[Dataset records on visual material]
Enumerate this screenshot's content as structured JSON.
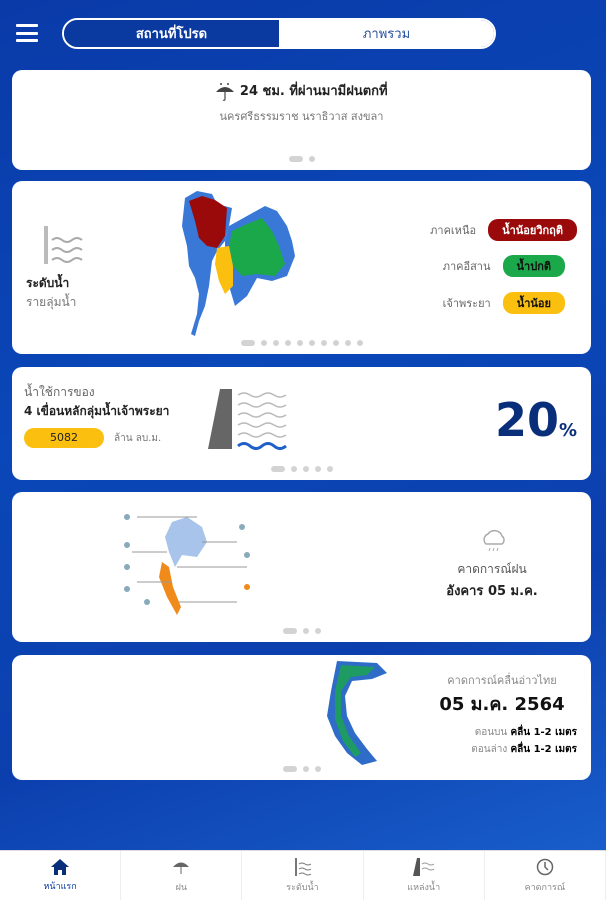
{
  "header": {
    "tabs": [
      {
        "label": "สถานที่โปรด",
        "active": true
      },
      {
        "label": "ภาพรวม",
        "active": false
      }
    ]
  },
  "rain_card": {
    "title": "24 ชม. ที่ผ่านมามีฝนตกที่",
    "places": "นครศรีธรรมราช นราธิวาส สงขลา",
    "icon": "rain-umbrella-24h-icon"
  },
  "water_level_card": {
    "title": "ระดับน้ำ",
    "subtitle": "รายลุ่มน้ำ",
    "regions": [
      {
        "name": "ภาคเหนือ",
        "status": "น้ำน้อยวิกฤติ",
        "color": "#9b0a0a",
        "text": "#fff"
      },
      {
        "name": "ภาคอีสาน",
        "status": "น้ำปกติ",
        "color": "#1aa84a",
        "text": "#111"
      },
      {
        "name": "เจ้าพระยา",
        "status": "น้ำน้อย",
        "color": "#fbbf0f",
        "text": "#111"
      }
    ]
  },
  "dam_card": {
    "line1": "น้ำใช้การของ",
    "line2": "4 เขื่อนหลักลุ่มน้ำเจ้าพระยา",
    "volume": "5082",
    "unit": "ล้าน ลบ.ม.",
    "percent": "20",
    "percent_sign": "%"
  },
  "rain_forecast_card": {
    "title": "คาดการณ์ฝน",
    "date": "อังคาร 05 ม.ค."
  },
  "wave_card": {
    "title": "คาดการณ์คลื่นอ่าวไทย",
    "date": "05 ม.ค. 2564",
    "upper_label": "ตอนบน",
    "upper_value": "คลื่น 1-2 เมตร",
    "lower_label": "ตอนล่าง",
    "lower_value": "คลื่น 1-2 เมตร"
  },
  "nav": [
    {
      "label": "หน้าแรก",
      "icon": "home-icon",
      "active": true
    },
    {
      "label": "ฝน",
      "icon": "rain-icon"
    },
    {
      "label": "ระดับน้ำ",
      "icon": "water-level-icon"
    },
    {
      "label": "แหล่งน้ำ",
      "icon": "dam-icon"
    },
    {
      "label": "คาดการณ์",
      "icon": "clock-icon"
    }
  ],
  "colors": {
    "primary": "#0a3aa0",
    "map_blue": "#3a78d8",
    "north": "#9b0a0a",
    "northeast": "#1aa84a",
    "central": "#fbbf0f"
  }
}
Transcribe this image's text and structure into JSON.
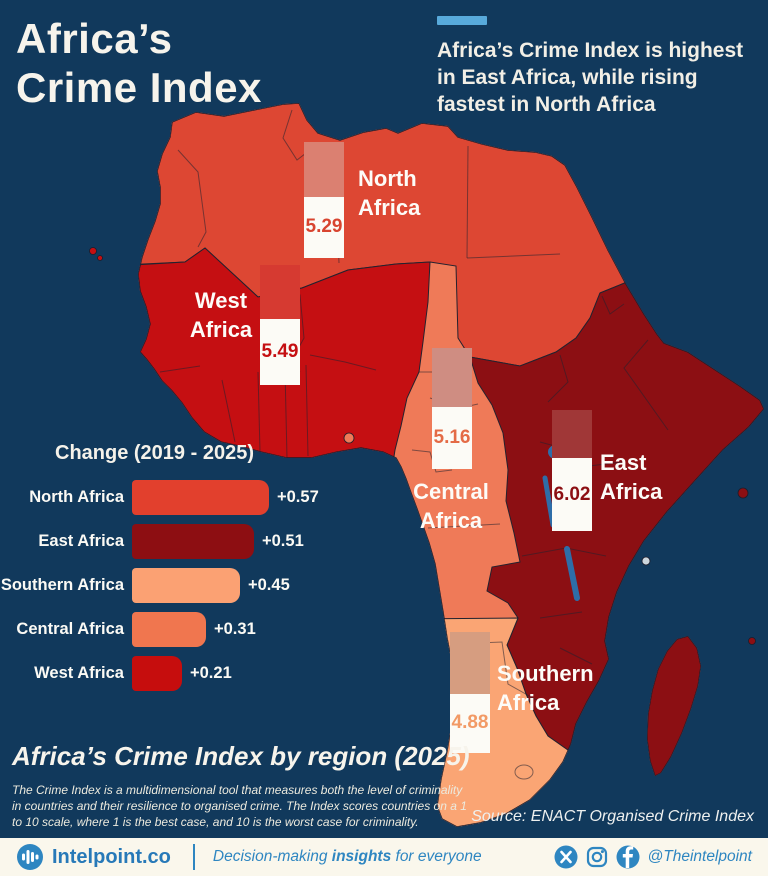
{
  "page": {
    "background": "#11395c",
    "accent_color": "#58aadb",
    "sea_color": "#11395c"
  },
  "title": {
    "line1": "Africa’s",
    "line2": "Crime Index"
  },
  "callout": {
    "text": "Africa’s Crime Index is highest in East Africa, while rising fastest in North Africa"
  },
  "chart_data": [
    {
      "type": "choropleth_map",
      "title": "Africa’s Crime Index by region (2025)",
      "unit": "Organised Crime Index score",
      "scale": [
        1,
        10
      ],
      "regions": [
        {
          "name": "North Africa",
          "label1": "North",
          "label2": "Africa",
          "value": 5.29,
          "value_label": "5.29",
          "color": "#dd4733",
          "gauge_top_color": "#db8071",
          "value_text_color": "#d8442f"
        },
        {
          "name": "West Africa",
          "label1": "West",
          "label2": "Africa",
          "value": 5.49,
          "value_label": "5.49",
          "color": "#c50f12",
          "gauge_top_color": "#d63a31",
          "value_text_color": "#c50f12"
        },
        {
          "name": "Central Africa",
          "label1": "Central",
          "label2": "Africa",
          "value": 5.16,
          "value_label": "5.16",
          "color": "#ef7a58",
          "gauge_top_color": "#cf8d82",
          "value_text_color": "#e46b46"
        },
        {
          "name": "East Africa",
          "label1": "East",
          "label2": "Africa",
          "value": 6.02,
          "value_label": "6.02",
          "color": "#8c0f13",
          "gauge_top_color": "#a03737",
          "value_text_color": "#8c0f13"
        },
        {
          "name": "Southern Africa",
          "label1": "Southern",
          "label2": "Africa",
          "value": 4.88,
          "value_label": "4.88",
          "color": "#faa574",
          "gauge_top_color": "#d69d80",
          "value_text_color": "#f29a66"
        }
      ]
    },
    {
      "type": "bar",
      "title": "Change (2019 - 2025)",
      "orientation": "horizontal",
      "categories": [
        "North Africa",
        "East Africa",
        "Southern Africa",
        "Central Africa",
        "West Africa"
      ],
      "values": [
        0.57,
        0.51,
        0.45,
        0.31,
        0.21
      ],
      "value_labels": [
        "+0.57",
        "+0.51",
        "+0.45",
        "+0.31",
        "+0.21"
      ],
      "bar_colors": [
        "#e2402d",
        "#8d0e12",
        "#fba173",
        "#f0764f",
        "#c60d0d"
      ],
      "xlim": [
        0,
        0.6
      ],
      "legend": "none",
      "grid": false
    }
  ],
  "section": {
    "heading": "Africa’s Crime Index by region (2025)",
    "description": "The Crime Index is a multidimensional tool that measures both the level of criminality in countries and their resilience to organised crime. The Index scores countries on a 1 to 10 scale, where 1 is the best case, and 10 is the worst case for criminality.",
    "source": "Source: ENACT Organised Crime Index"
  },
  "footer": {
    "brand": "Intelpoint.co",
    "tagline_prefix": "Decision-making ",
    "tagline_bold": "insights",
    "tagline_suffix": " for everyone",
    "handle": "@Theintelpoint",
    "icons": [
      "x-icon",
      "instagram-icon",
      "facebook-icon"
    ]
  }
}
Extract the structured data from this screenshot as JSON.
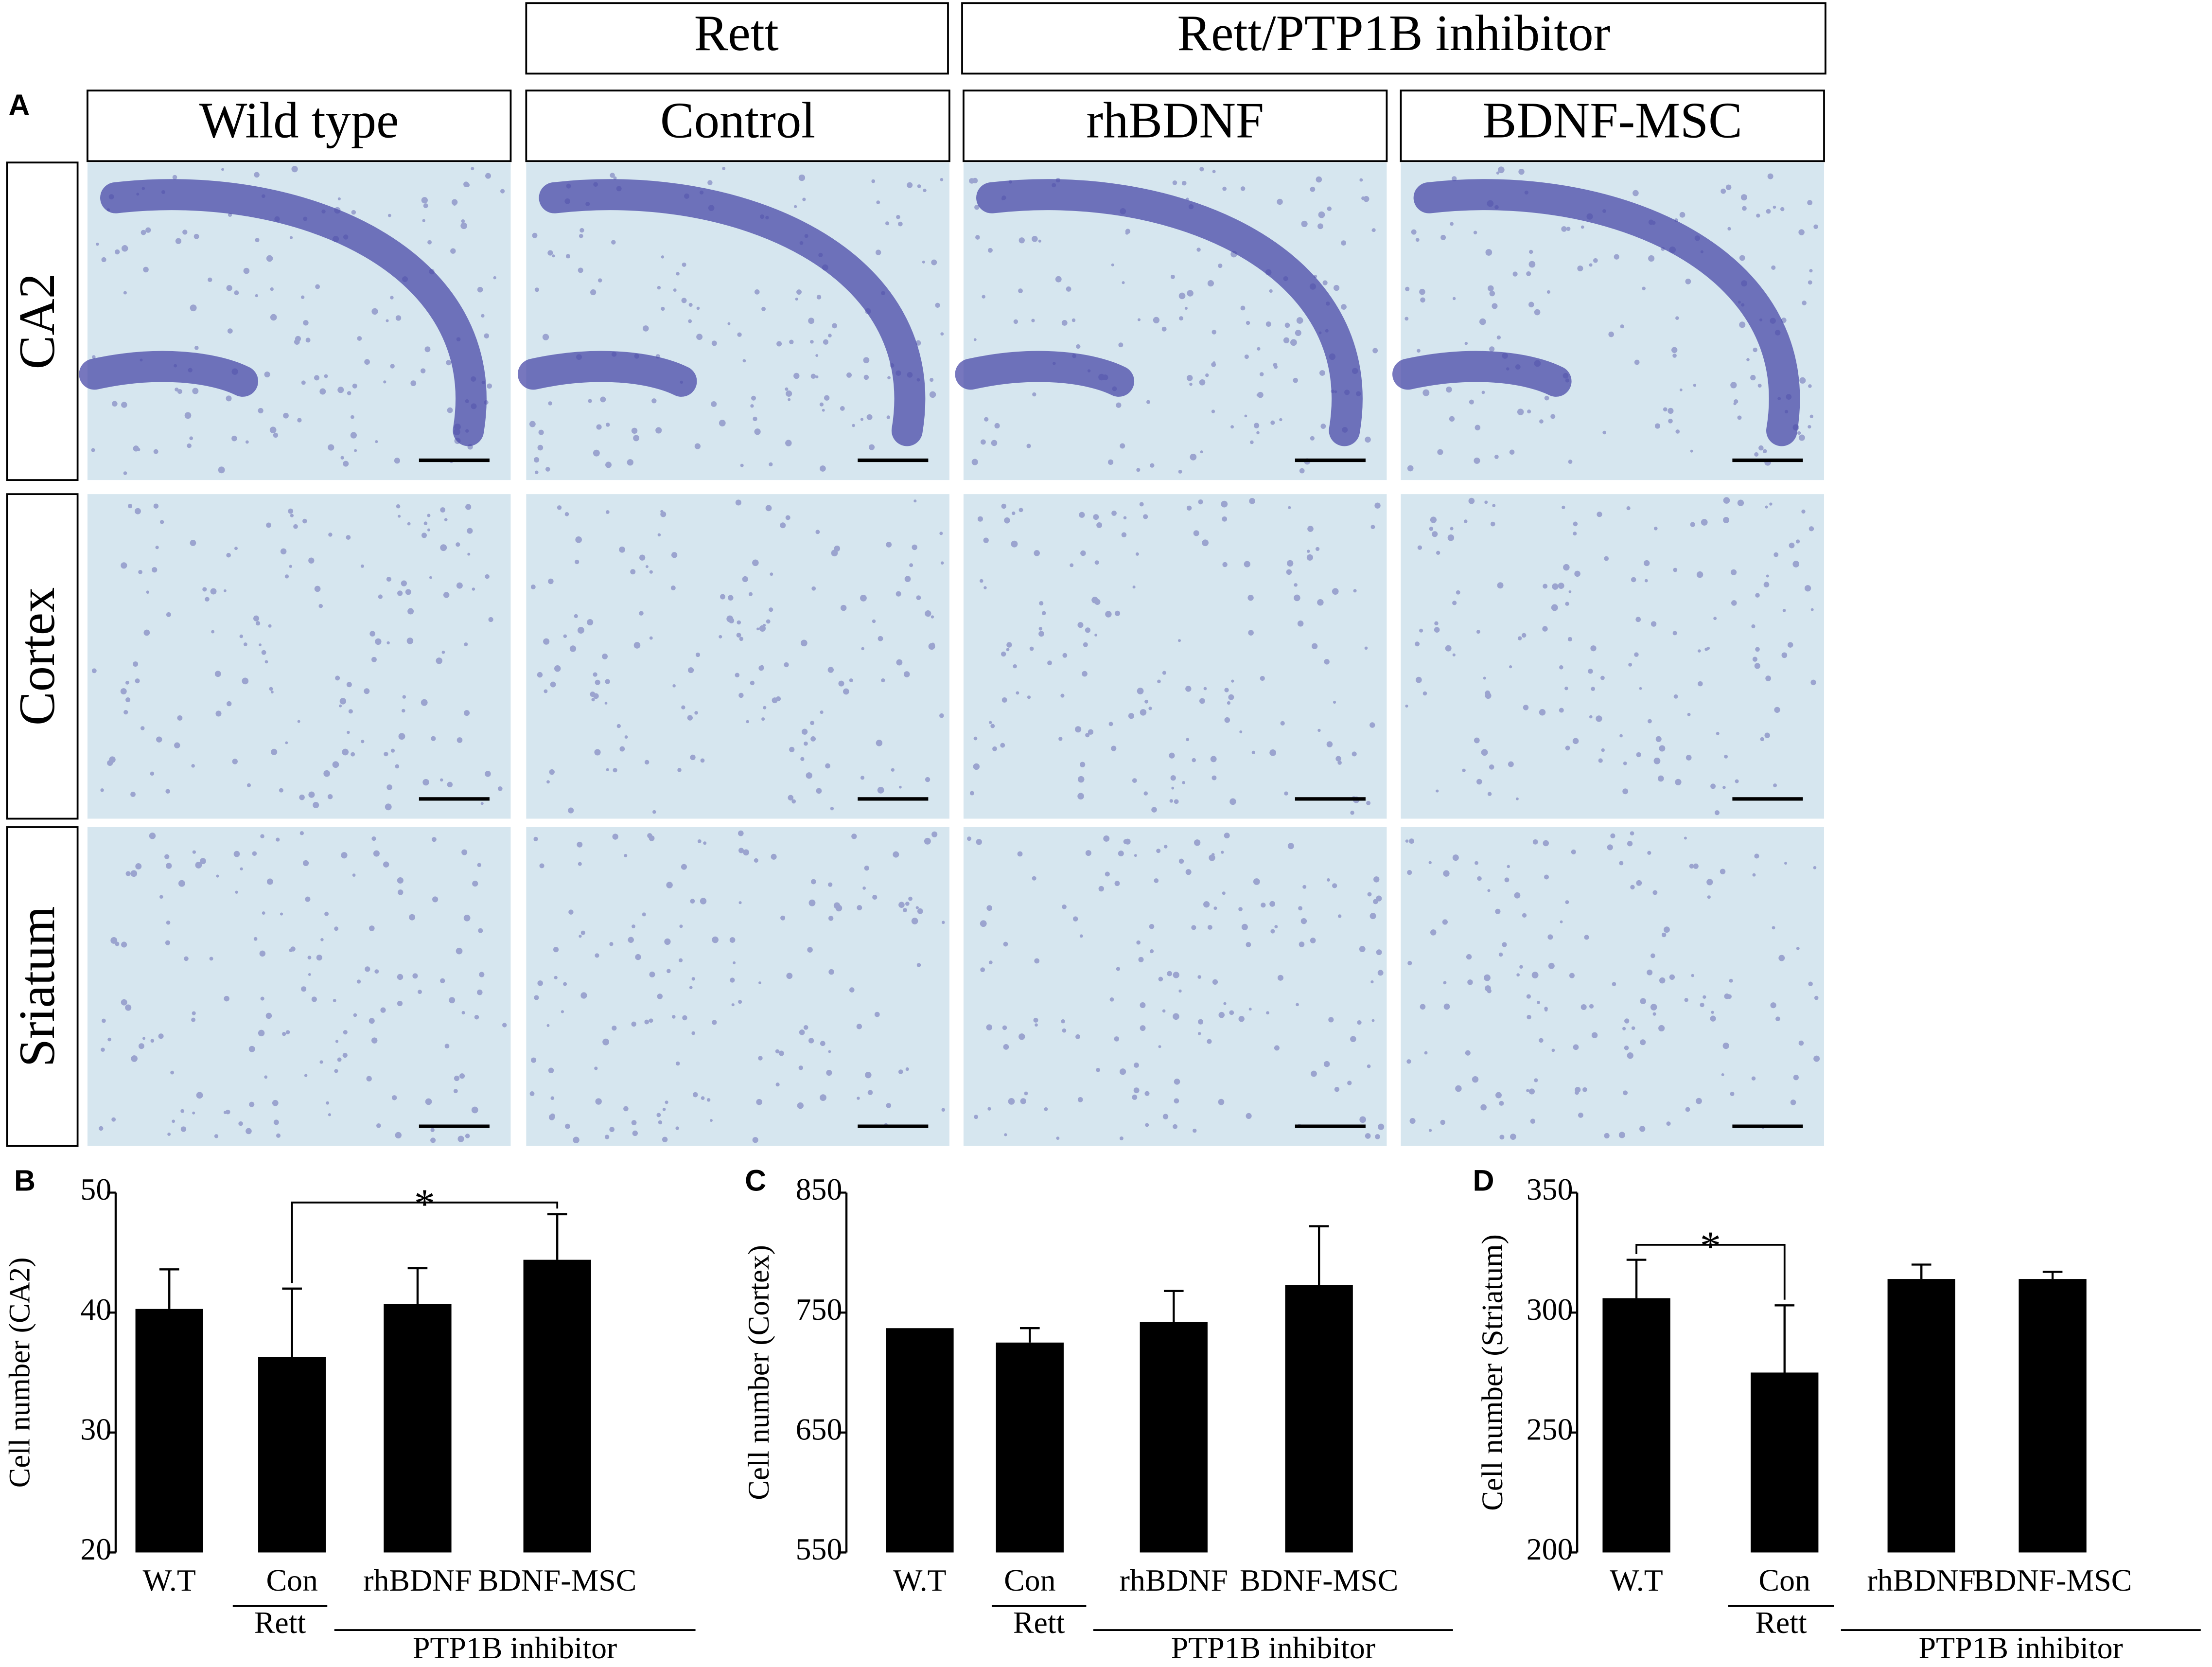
{
  "panel_a": {
    "label": "A",
    "group_headers": [
      "Rett",
      "Rett/PTP1B inhibitor"
    ],
    "columns": [
      "Wild type",
      "Control",
      "rhBDNF",
      "BDNF-MSC"
    ],
    "rows": [
      "CA2",
      "Cortex",
      "Sriatum"
    ]
  },
  "chart_data": [
    {
      "type": "bar",
      "panel_label": "B",
      "y_label": "Cell number (CA2)",
      "categories": [
        "W.T",
        "Con",
        "rhBDNF",
        "BDNF-MSC"
      ],
      "values": [
        40.3,
        36.3,
        40.7,
        44.4
      ],
      "errors": [
        3.3,
        5.7,
        3.0,
        3.8
      ],
      "color": "#000000",
      "group_labels": [
        "Rett",
        "PTP1B inhibitor"
      ],
      "annotations": [
        "*"
      ],
      "ylim": [
        20,
        50
      ],
      "yticks": [
        20,
        30,
        40,
        50
      ]
    },
    {
      "type": "bar",
      "panel_label": "C",
      "y_label": "Cell number (Cortex)",
      "categories": [
        "W.T",
        "Con",
        "rhBDNF",
        "BDNF-MSC"
      ],
      "values": [
        737,
        725,
        742,
        773
      ],
      "errors": [
        null,
        12,
        26,
        49
      ],
      "color": "#000000",
      "group_labels": [
        "Rett",
        "PTP1B inhibitor"
      ],
      "ylim": [
        550,
        850
      ],
      "yticks": [
        550,
        650,
        750,
        850
      ]
    },
    {
      "type": "bar",
      "panel_label": "D",
      "y_label": "Cell number (Striatum)",
      "categories": [
        "W.T",
        "Con",
        "rhBDNF",
        "BDNF-MSC"
      ],
      "values": [
        306,
        275,
        314,
        314
      ],
      "errors": [
        16,
        28,
        6,
        3
      ],
      "color": "#000000",
      "group_labels": [
        "Rett",
        "PTP1B inhibitor"
      ],
      "annotations": [
        "*"
      ],
      "ylim": [
        200,
        350
      ],
      "yticks": [
        200,
        250,
        300,
        350
      ]
    }
  ]
}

* [WHAT THE EXERCISE ASKS]: Write out the listing above again, exactly, but with no pictures in the copy.

* [ANSWER TO THIS TASK]:
Enumerate this screenshot's content as structured JSON.
{
  "header": {
    "tabs": [
      {
        "label": "สถานที่โปรด",
        "active": true
      },
      {
        "label": "ภาพรวม",
        "active": false
      }
    ]
  },
  "rain_card": {
    "title": "24 ชม. ที่ผ่านมามีฝนตกที่",
    "places": "นครศรีธรรมราช นราธิวาส สงขลา",
    "icon": "rain-umbrella-24h-icon"
  },
  "water_level_card": {
    "title": "ระดับน้ำ",
    "subtitle": "รายลุ่มน้ำ",
    "regions": [
      {
        "name": "ภาคเหนือ",
        "status": "น้ำน้อยวิกฤติ",
        "color": "#9b0a0a",
        "text": "#fff"
      },
      {
        "name": "ภาคอีสาน",
        "status": "น้ำปกติ",
        "color": "#1aa84a",
        "text": "#111"
      },
      {
        "name": "เจ้าพระยา",
        "status": "น้ำน้อย",
        "color": "#fbbf0f",
        "text": "#111"
      }
    ]
  },
  "dam_card": {
    "line1": "น้ำใช้การของ",
    "line2": "4 เขื่อนหลักลุ่มน้ำเจ้าพระยา",
    "volume": "5082",
    "unit": "ล้าน ลบ.ม.",
    "percent": "20",
    "percent_sign": "%"
  },
  "rain_forecast_card": {
    "title": "คาดการณ์ฝน",
    "date": "อังคาร 05 ม.ค."
  },
  "wave_card": {
    "title": "คาดการณ์คลื่นอ่าวไทย",
    "date": "05 ม.ค. 2564",
    "upper_label": "ตอนบน",
    "upper_value": "คลื่น 1-2 เมตร",
    "lower_label": "ตอนล่าง",
    "lower_value": "คลื่น 1-2 เมตร"
  },
  "nav": [
    {
      "label": "หน้าแรก",
      "icon": "home-icon",
      "active": true
    },
    {
      "label": "ฝน",
      "icon": "rain-icon"
    },
    {
      "label": "ระดับน้ำ",
      "icon": "water-level-icon"
    },
    {
      "label": "แหล่งน้ำ",
      "icon": "dam-icon"
    },
    {
      "label": "คาดการณ์",
      "icon": "clock-icon"
    }
  ],
  "colors": {
    "primary": "#0a3aa0",
    "map_blue": "#3a78d8",
    "north": "#9b0a0a",
    "northeast": "#1aa84a",
    "central": "#fbbf0f"
  }
}
Transcribe this image's text and structure into JSON.
{
  "page": {
    "background": "#11395c",
    "accent_color": "#58aadb",
    "sea_color": "#11395c"
  },
  "title": {
    "line1": "Africa’s",
    "line2": "Crime Index"
  },
  "callout": {
    "text": "Africa’s Crime Index is highest in East Africa, while rising fastest in North Africa"
  },
  "chart_data": [
    {
      "type": "choropleth_map",
      "title": "Africa’s Crime Index by region (2025)",
      "unit": "Organised Crime Index score",
      "scale": [
        1,
        10
      ],
      "regions": [
        {
          "name": "North Africa",
          "label1": "North",
          "label2": "Africa",
          "value": 5.29,
          "value_label": "5.29",
          "color": "#dd4733",
          "gauge_top_color": "#db8071",
          "value_text_color": "#d8442f"
        },
        {
          "name": "West Africa",
          "label1": "West",
          "label2": "Africa",
          "value": 5.49,
          "value_label": "5.49",
          "color": "#c50f12",
          "gauge_top_color": "#d63a31",
          "value_text_color": "#c50f12"
        },
        {
          "name": "Central Africa",
          "label1": "Central",
          "label2": "Africa",
          "value": 5.16,
          "value_label": "5.16",
          "color": "#ef7a58",
          "gauge_top_color": "#cf8d82",
          "value_text_color": "#e46b46"
        },
        {
          "name": "East Africa",
          "label1": "East",
          "label2": "Africa",
          "value": 6.02,
          "value_label": "6.02",
          "color": "#8c0f13",
          "gauge_top_color": "#a03737",
          "value_text_color": "#8c0f13"
        },
        {
          "name": "Southern Africa",
          "label1": "Southern",
          "label2": "Africa",
          "value": 4.88,
          "value_label": "4.88",
          "color": "#faa574",
          "gauge_top_color": "#d69d80",
          "value_text_color": "#f29a66"
        }
      ]
    },
    {
      "type": "bar",
      "title": "Change (2019 - 2025)",
      "orientation": "horizontal",
      "categories": [
        "North Africa",
        "East Africa",
        "Southern Africa",
        "Central Africa",
        "West Africa"
      ],
      "values": [
        0.57,
        0.51,
        0.45,
        0.31,
        0.21
      ],
      "value_labels": [
        "+0.57",
        "+0.51",
        "+0.45",
        "+0.31",
        "+0.21"
      ],
      "bar_colors": [
        "#e2402d",
        "#8d0e12",
        "#fba173",
        "#f0764f",
        "#c60d0d"
      ],
      "xlim": [
        0,
        0.6
      ],
      "legend": "none",
      "grid": false
    }
  ],
  "section": {
    "heading": "Africa’s Crime Index by region (2025)",
    "description": "The Crime Index is a multidimensional tool that measures both the level of criminality in countries and their resilience to organised crime. The Index scores countries on a 1 to 10 scale, where 1 is the best case, and 10 is the worst case for criminality.",
    "source": "Source: ENACT Organised Crime Index"
  },
  "footer": {
    "brand": "Intelpoint.co",
    "tagline_prefix": "Decision-making ",
    "tagline_bold": "insights",
    "tagline_suffix": " for everyone",
    "handle": "@Theintelpoint",
    "icons": [
      "x-icon",
      "instagram-icon",
      "facebook-icon"
    ]
  }
}
Extract the structured data from this screenshot as JSON.
{
  "panel_a": {
    "label": "A",
    "group_headers": [
      "Rett",
      "Rett/PTP1B inhibitor"
    ],
    "columns": [
      "Wild type",
      "Control",
      "rhBDNF",
      "BDNF-MSC"
    ],
    "rows": [
      "CA2",
      "Cortex",
      "Sriatum"
    ]
  },
  "chart_data": [
    {
      "type": "bar",
      "panel_label": "B",
      "y_label": "Cell number (CA2)",
      "categories": [
        "W.T",
        "Con",
        "rhBDNF",
        "BDNF-MSC"
      ],
      "values": [
        40.3,
        36.3,
        40.7,
        44.4
      ],
      "errors": [
        3.3,
        5.7,
        3.0,
        3.8
      ],
      "color": "#000000",
      "group_labels": [
        "Rett",
        "PTP1B inhibitor"
      ],
      "annotations": [
        "*"
      ],
      "ylim": [
        20,
        50
      ],
      "yticks": [
        20,
        30,
        40,
        50
      ]
    },
    {
      "type": "bar",
      "panel_label": "C",
      "y_label": "Cell number (Cortex)",
      "categories": [
        "W.T",
        "Con",
        "rhBDNF",
        "BDNF-MSC"
      ],
      "values": [
        737,
        725,
        742,
        773
      ],
      "errors": [
        null,
        12,
        26,
        49
      ],
      "color": "#000000",
      "group_labels": [
        "Rett",
        "PTP1B inhibitor"
      ],
      "ylim": [
        550,
        850
      ],
      "yticks": [
        550,
        650,
        750,
        850
      ]
    },
    {
      "type": "bar",
      "panel_label": "D",
      "y_label": "Cell number (Striatum)",
      "categories": [
        "W.T",
        "Con",
        "rhBDNF",
        "BDNF-MSC"
      ],
      "values": [
        306,
        275,
        314,
        314
      ],
      "errors": [
        16,
        28,
        6,
        3
      ],
      "color": "#000000",
      "group_labels": [
        "Rett",
        "PTP1B inhibitor"
      ],
      "annotations": [
        "*"
      ],
      "ylim": [
        200,
        350
      ],
      "yticks": [
        200,
        250,
        300,
        350
      ]
    }
  ]
}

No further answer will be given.